— Start of Records to use —

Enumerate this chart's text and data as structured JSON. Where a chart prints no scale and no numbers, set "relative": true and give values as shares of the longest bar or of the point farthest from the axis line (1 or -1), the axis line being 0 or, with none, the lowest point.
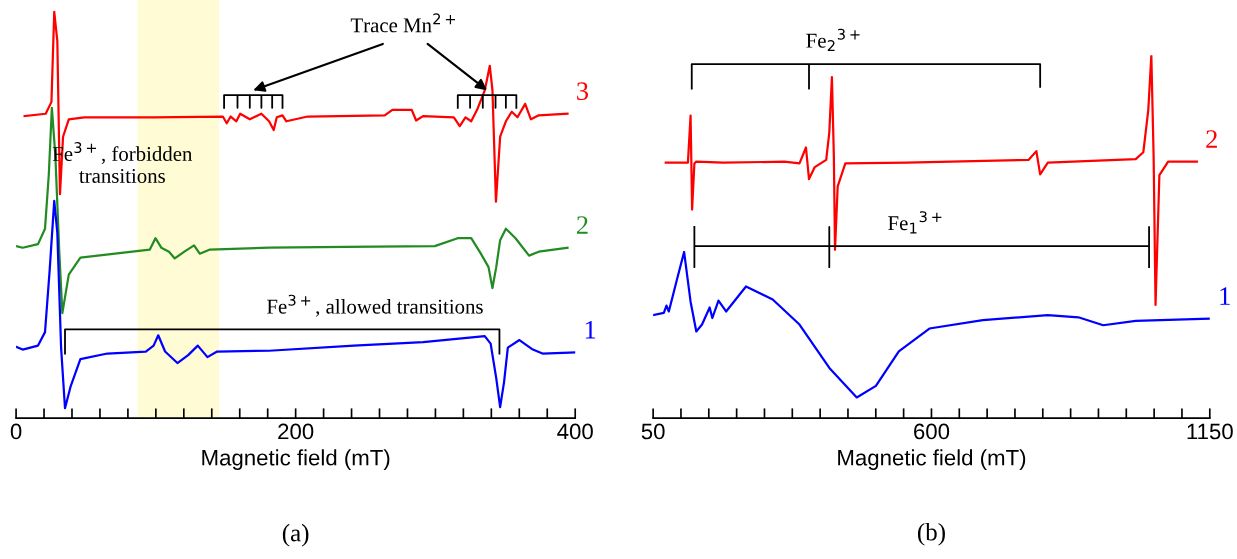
{
  "chart_data": [
    {
      "type": "line",
      "relative": true,
      "xlabel": "Magnetic field (mT)",
      "xlim": [
        0,
        400
      ],
      "xticks": [
        0,
        {
          "value": 20,
          "label": null
        },
        {
          "value": 40,
          "label": null
        },
        {
          "value": 60,
          "label": null
        },
        {
          "value": 80,
          "label": null
        },
        {
          "value": 100,
          "label": null
        },
        {
          "value": 120,
          "label": null
        },
        {
          "value": 140,
          "label": null
        },
        {
          "value": 160,
          "label": null
        },
        {
          "value": 180,
          "label": null
        },
        200,
        {
          "value": 220,
          "label": null
        },
        {
          "value": 240,
          "label": null
        },
        {
          "value": 260,
          "label": null
        },
        {
          "value": 280,
          "label": null
        },
        {
          "value": 300,
          "label": null
        },
        {
          "value": 320,
          "label": null
        },
        {
          "value": 340,
          "label": null
        },
        {
          "value": 360,
          "label": null
        },
        {
          "value": 380,
          "label": null
        },
        400
      ],
      "tick_labels": "x",
      "grid": false,
      "legend": false,
      "bands": [
        {
          "axis": "x",
          "from": 86.8,
          "to": 145.2,
          "color": "#fffbd5"
        }
      ],
      "series": [
        {
          "name": "3",
          "color": "#ff0000",
          "x": [
            6.1,
            21.2,
            25.3,
            27.3,
            29.5,
            31.4,
            33.6,
            37.7,
            48.8,
            98.4,
            147.9,
            150.7,
            153.5,
            157.6,
            160.3,
            167.2,
            175.5,
            181.0,
            184.3,
            186.5,
            190.6,
            193.4,
            208.6,
            263.7,
            269.2,
            283.0,
            286.2,
            291.2,
            313.2,
            317.4,
            321.5,
            325.6,
            329.8,
            335.3,
            338.9,
            340.8,
            343.3,
            346.3,
            350.4,
            354.6,
            358.7,
            364.2,
            368.3,
            373.9,
            394.5
          ],
          "values": [
            0.737,
            0.743,
            0.773,
            1.0,
            0.927,
            0.54,
            0.685,
            0.729,
            0.734,
            0.734,
            0.736,
            0.719,
            0.736,
            0.724,
            0.743,
            0.729,
            0.743,
            0.724,
            0.702,
            0.734,
            0.739,
            0.724,
            0.736,
            0.739,
            0.753,
            0.753,
            0.726,
            0.737,
            0.734,
            0.712,
            0.734,
            0.724,
            0.753,
            0.802,
            0.864,
            0.802,
            0.521,
            0.685,
            0.724,
            0.748,
            0.734,
            0.768,
            0.729,
            0.739,
            0.743
          ]
        },
        {
          "name": "2",
          "color": "#228b22",
          "x": [
            0,
            4.7,
            15.7,
            20.7,
            23.4,
            25.6,
            28.1,
            30.9,
            33.1,
            37.7,
            46.0,
            70.8,
            95.6,
            99.7,
            103.9,
            109.4,
            113.5,
            120.4,
            127.3,
            131.4,
            138.3,
            181.0,
            236.1,
            299.5,
            315.9,
            325.6,
            332.5,
            338.0,
            340.8,
            343.5,
            346.3,
            350.4,
            357.3,
            367.0,
            373.9,
            394.5
          ],
          "values": [
            0.409,
            0.405,
            0.414,
            0.453,
            0.589,
            0.758,
            0.637,
            0.395,
            0.24,
            0.337,
            0.38,
            0.39,
            0.4,
            0.429,
            0.405,
            0.395,
            0.378,
            0.395,
            0.411,
            0.39,
            0.4,
            0.405,
            0.407,
            0.409,
            0.429,
            0.429,
            0.39,
            0.356,
            0.303,
            0.356,
            0.424,
            0.453,
            0.429,
            0.385,
            0.395,
            0.405
          ]
        },
        {
          "name": "1",
          "color": "#0000ff",
          "x": [
            0,
            4.7,
            15.7,
            20.7,
            24.0,
            27.3,
            29.5,
            32.2,
            35.0,
            39.1,
            46.0,
            65.3,
            92.8,
            98.4,
            101.7,
            106.6,
            115.4,
            123.1,
            130.0,
            136.9,
            143.8,
            181.0,
            241.6,
            291.2,
            335.3,
            339.5,
            343.5,
            346.3,
            349.1,
            351.8,
            360.1,
            369.7,
            376.6,
            400.0
          ],
          "values": [
            0.155,
            0.148,
            0.158,
            0.192,
            0.347,
            0.523,
            0.443,
            0.153,
            0.0,
            0.056,
            0.124,
            0.138,
            0.143,
            0.158,
            0.184,
            0.143,
            0.114,
            0.134,
            0.158,
            0.129,
            0.143,
            0.145,
            0.158,
            0.167,
            0.182,
            0.163,
            0.076,
            0.003,
            0.066,
            0.153,
            0.172,
            0.148,
            0.138,
            0.141
          ]
        },
        {
          "color": "#000000",
          "x": [
            148.8,
            148.8,
            158.4,
            158.4,
            158.4,
            167.2,
            167.2,
            167.2,
            175.5,
            175.5,
            175.5,
            183.2,
            183.2,
            183.2,
            190.6,
            190.6
          ],
          "values": [
            0.758,
            0.79,
            0.79,
            0.758,
            0.79,
            0.79,
            0.758,
            0.79,
            0.79,
            0.758,
            0.79,
            0.79,
            0.758,
            0.79,
            0.79,
            0.758
          ]
        },
        {
          "color": "#000000",
          "x": [
            316.0,
            316.0,
            324.8,
            324.8,
            324.8,
            333.9,
            333.9,
            333.9,
            343.0,
            343.0,
            343.0,
            350.4,
            350.4,
            350.4,
            357.9,
            357.9
          ],
          "values": [
            0.758,
            0.79,
            0.79,
            0.758,
            0.79,
            0.79,
            0.758,
            0.79,
            0.79,
            0.758,
            0.79,
            0.79,
            0.758,
            0.79,
            0.79,
            0.758
          ]
        },
        {
          "color": "#000000",
          "x": [
            35.0,
            35.0,
            345.8,
            345.8
          ],
          "values": [
            0.138,
            0.199,
            0.199,
            0.138
          ]
        }
      ],
      "annotations": [
        "Trace Mn$^{2+}$",
        "Fe$^{3+}$, forbidden\ntransitions",
        "Fe$^{3+}$, allowed transitions",
        "(a)"
      ]
    },
    {
      "type": "line",
      "relative": true,
      "xlabel": "Magnetic field (mT)",
      "xlim": [
        50,
        1150
      ],
      "xticks": [
        50,
        {
          "value": 105,
          "label": null
        },
        {
          "value": 160,
          "label": null
        },
        {
          "value": 215,
          "label": null
        },
        {
          "value": 270,
          "label": null
        },
        {
          "value": 325,
          "label": null
        },
        {
          "value": 380,
          "label": null
        },
        {
          "value": 435,
          "label": null
        },
        {
          "value": 490,
          "label": null
        },
        {
          "value": 545,
          "label": null
        },
        600,
        {
          "value": 655,
          "label": null
        },
        {
          "value": 710,
          "label": null
        },
        {
          "value": 765,
          "label": null
        },
        {
          "value": 820,
          "label": null
        },
        {
          "value": 875,
          "label": null
        },
        {
          "value": 930,
          "label": null
        },
        {
          "value": 985,
          "label": null
        },
        {
          "value": 1040,
          "label": null
        },
        {
          "value": 1095,
          "label": null
        },
        1150
      ],
      "tick_labels": "x",
      "grid": false,
      "legend": false,
      "series": [
        {
          "name": "2",
          "color": "#ff0000",
          "x": [
            74.9,
            118.7,
            124.0,
            127.0,
            131.5,
            135.3,
            188.2,
            309.0,
            339.2,
            352.0,
            358.0,
            369.4,
            392.0,
            398.1,
            403.3,
            407.1,
            409.4,
            414.7,
            429.8,
            550.6,
            792.2,
            807.3,
            814.8,
            829.9,
            1003.6,
            1018.7,
            1028.5,
            1034.5,
            1039.0,
            1042.8,
            1050.4,
            1067.7,
            1124.4
          ],
          "values": [
            0.704,
            0.704,
            0.834,
            0.575,
            0.702,
            0.707,
            0.704,
            0.707,
            0.702,
            0.746,
            0.659,
            0.692,
            0.712,
            0.787,
            0.94,
            0.723,
            0.464,
            0.639,
            0.702,
            0.704,
            0.712,
            0.736,
            0.672,
            0.704,
            0.714,
            0.733,
            0.85,
            1.0,
            0.723,
            0.312,
            0.67,
            0.707,
            0.707
          ]
        },
        {
          "name": "1",
          "color": "#0000ff",
          "x": [
            50,
            71.1,
            76.4,
            81.0,
            97.6,
            111.2,
            124.0,
            135.3,
            146.6,
            161.7,
            167.0,
            179.1,
            194.2,
            233.5,
            286.3,
            339.2,
            399.6,
            452.4,
            490.2,
            535.5,
            595.9,
            701.6,
            829.9,
            890.3,
            939.4,
            1003.6,
            1150
          ],
          "values": [
            0.284,
            0.29,
            0.31,
            0.294,
            0.385,
            0.458,
            0.321,
            0.239,
            0.258,
            0.305,
            0.276,
            0.324,
            0.294,
            0.363,
            0.327,
            0.258,
            0.136,
            0.057,
            0.089,
            0.184,
            0.247,
            0.27,
            0.284,
            0.278,
            0.256,
            0.268,
            0.274
          ]
        },
        {
          "color": "#000000",
          "x": [
            126.3,
            126.3,
            358.0,
            358.0,
            358.0,
            814.8,
            814.8
          ],
          "values": [
            0.908,
            0.976,
            0.976,
            0.908,
            0.976,
            0.976,
            0.913
          ]
        },
        {
          "color": "#000000",
          "x": [
            131.5,
            131.5,
            131.5,
            398.1,
            398.1,
            398.1,
            398.1,
            1030.0,
            1030.0,
            1030.0
          ],
          "values": [
            0.527,
            0.416,
            0.474,
            0.474,
            0.527,
            0.416,
            0.474,
            0.474,
            0.527,
            0.416
          ]
        }
      ],
      "annotations": [
        "Fe$_{2}$$^{3+}$",
        "Fe$_{1}$$^{3+}$",
        "(b)"
      ]
    }
  ]
}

— End of Records to use —

• What to do: Select every line of the records holding the string "from".

• Solution to the problem:
Enumerate this chart's text and data as structured JSON. Where a chart prints no scale and no numbers, set "relative": true and give values as shares of the longest bar or of the point farthest from the axis line (1 or -1), the axis line being 0 or, with none, the lowest point.
          "from": 86.8,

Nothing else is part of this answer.